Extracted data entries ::
-- START --

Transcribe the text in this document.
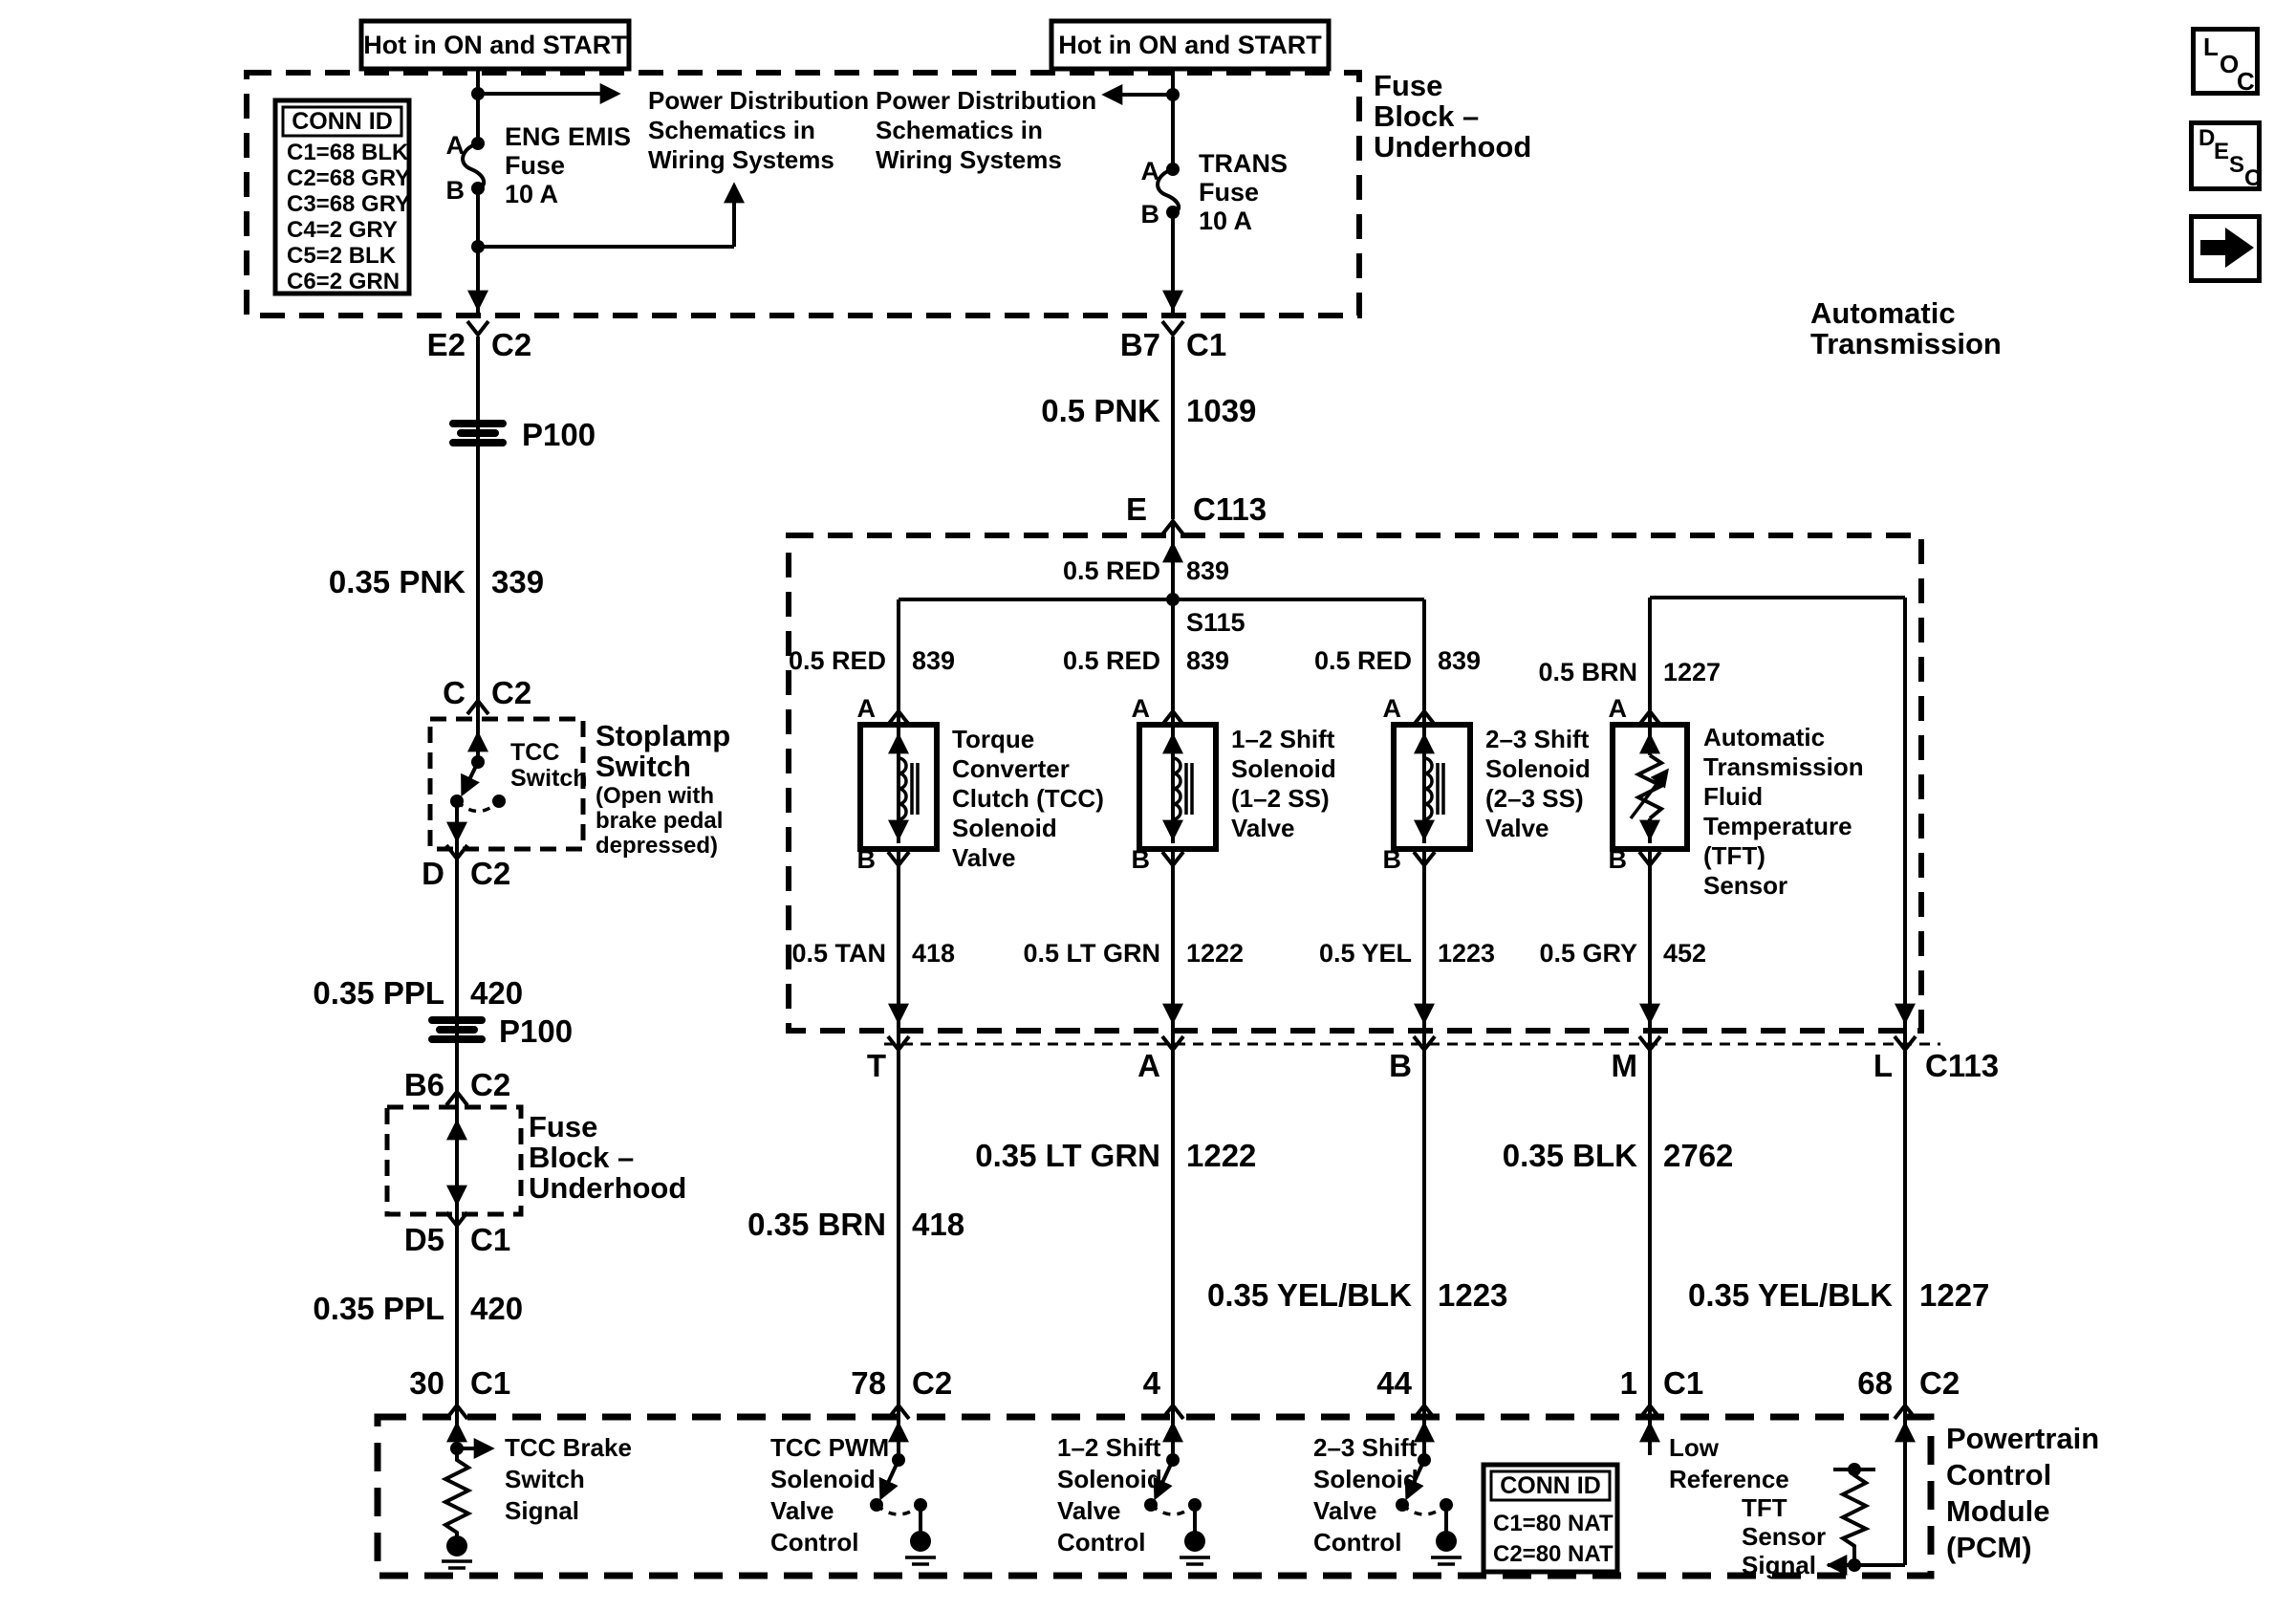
Hot in ON and START	Hot in ON and START
Fuse
Block –
Underhood
CONN ID
C1=68 BLK
C2=68 GRY
C3=68 GRY
C4=2 GRY
C5=2 BLK
C6=2 GRN
Power Distribution
Schematics in
Wiring Systems
Power Distribution
Schematics in
Wiring Systems
A
B
ENG EMIS
Fuse
10 A
A
B
TRANS
Fuse
10 A
E2 C2
P100
0.35 PNK 339
C C2
TCC
Switch
Stoplamp
Switch
(Open with
brake pedal
depressed)
D C2
0.35 PPL 420
P100
B6 C2
Fuse
Block –
Underhood
D5 C1
0.35 PPL 420
30 C1
B7 C1
0.5 PNK 1039
E C113
Automatic
Transmission
0.5 RED 839
S115
0.5 RED 839	0.5 RED 839	0.5 RED 839 0.5 BRN 1227
A	A	A	A
B	B	B	B
Torque
Converter
Clutch (TCC)
Solenoid
Valve
1–2 Shift
Solenoid
(1–2 SS)
Valve
2–3 Shift
Solenoid
(2–3 SS)
Valve
Automatic
Transmission
Fluid
Temperature
(TFT)
Sensor
0.5 TAN 418	0.5 LT GRN 1222	0.5 YEL 1223 0.5 GRY 452
T	A	B	M	L C113
0.35 LT GRN 1222	0.35 BLK 2762
0.35 BRN 418
0.35 YEL/BLK 1223	0.35 YEL/BLK 1227
78 C2	4	44	1 C1	68 C2
TCC Brake
Switch
Signal
TCC PWM
Solenoid
Valve
Control
1–2 Shift
Solenoid
Valve
Control
2–3 Shift
Solenoid
Valve
Control
Low
Reference
TFT
Sensor
Signal
CONN ID
C1=80 NAT
C2=80 NAT
Powertrain
Control
Module
(PCM)
L
O
C
D
E
S
C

-- END --

What is being asked :: Retype every entry verbatim and exclude the pictures from the copy.

Response ::
Transcribe the text in this document.
Hot in ON and START	Hot in ON and START
Fuse
Block –
Underhood
CONN ID
C1=68 BLK
C2=68 GRY
C3=68 GRY
C4=2 GRY
C5=2 BLK
C6=2 GRN
Power Distribution
Schematics in
Wiring Systems
Power Distribution
Schematics in
Wiring Systems
A
B
ENG EMIS
Fuse
10 A
A
B
TRANS
Fuse
10 A
E2 C2
P100
0.35 PNK 339
C C2
TCC
Switch
Stoplamp
Switch
(Open with
brake pedal
depressed)
D C2
0.35 PPL 420
P100
B6 C2
Fuse
Block –
Underhood
D5 C1
0.35 PPL 420
30 C1
B7 C1
0.5 PNK 1039
E C113
Automatic
Transmission
0.5 RED 839
S115
0.5 RED 839	0.5 RED 839	0.5 RED 839 0.5 BRN 1227
A	A	A	A
B	B	B	B
Torque
Converter
Clutch (TCC)
Solenoid
Valve
1–2 Shift
Solenoid
(1–2 SS)
Valve
2–3 Shift
Solenoid
(2–3 SS)
Valve
Automatic
Transmission
Fluid
Temperature
(TFT)
Sensor
0.5 TAN 418	0.5 LT GRN 1222	0.5 YEL 1223 0.5 GRY 452
T	A	B	M	L C113
0.35 LT GRN 1222	0.35 BLK 2762
0.35 BRN 418
0.35 YEL/BLK 1223	0.35 YEL/BLK 1227
78 C2	4	44	1 C1	68 C2
TCC Brake
Switch
Signal
TCC PWM
Solenoid
Valve
Control
1–2 Shift
Solenoid
Valve
Control
2–3 Shift
Solenoid
Valve
Control
Low
Reference
TFT
Sensor
Signal
CONN ID
C1=80 NAT
C2=80 NAT
Powertrain
Control
Module
(PCM)
L
O
C
D
E
S
C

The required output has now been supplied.